# WHAT THE TASK REQUIRES
Print exactly, and only, the lines running from the line containing "What data populates" through the end of the records below.

Entries from a dataset
* * * * * * *

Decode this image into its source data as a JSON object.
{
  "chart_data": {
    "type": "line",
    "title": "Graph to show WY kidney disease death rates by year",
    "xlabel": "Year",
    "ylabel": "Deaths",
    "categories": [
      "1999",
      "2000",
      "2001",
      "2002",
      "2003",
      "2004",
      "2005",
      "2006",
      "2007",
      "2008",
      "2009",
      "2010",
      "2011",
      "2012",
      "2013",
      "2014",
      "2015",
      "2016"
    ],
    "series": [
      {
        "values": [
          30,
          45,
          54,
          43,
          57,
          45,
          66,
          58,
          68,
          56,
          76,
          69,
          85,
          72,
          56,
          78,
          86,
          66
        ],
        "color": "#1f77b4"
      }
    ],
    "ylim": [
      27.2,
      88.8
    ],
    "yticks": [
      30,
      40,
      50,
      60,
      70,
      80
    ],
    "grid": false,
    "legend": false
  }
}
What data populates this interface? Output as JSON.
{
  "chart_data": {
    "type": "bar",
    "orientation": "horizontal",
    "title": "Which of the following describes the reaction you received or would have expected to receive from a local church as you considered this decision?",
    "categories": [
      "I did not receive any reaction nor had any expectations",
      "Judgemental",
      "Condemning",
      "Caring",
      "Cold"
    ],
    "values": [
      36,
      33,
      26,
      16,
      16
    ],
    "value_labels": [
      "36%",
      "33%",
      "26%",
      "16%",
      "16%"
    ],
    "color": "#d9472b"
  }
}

* * * * * * *

# TASK OUTPUT
What data populates this interface? Output as JSON.
{
  "chart_data": {
    "type": "bar",
    "orientation": "horizontal",
    "title": "Which of the following describes the reaction you received or would have expected to receive from a local church as you considered this decision?",
    "categories": [
      "I did not receive any reaction nor had any expectations",
      "Judgemental",
      "Condemning",
      "Caring",
      "Cold"
    ],
    "values": [
      36,
      33,
      26,
      16,
      16
    ],
    "value_labels": [
      "36%",
      "33%",
      "26%",
      "16%",
      "16%"
    ],
    "color": "#d9472b"
  }
}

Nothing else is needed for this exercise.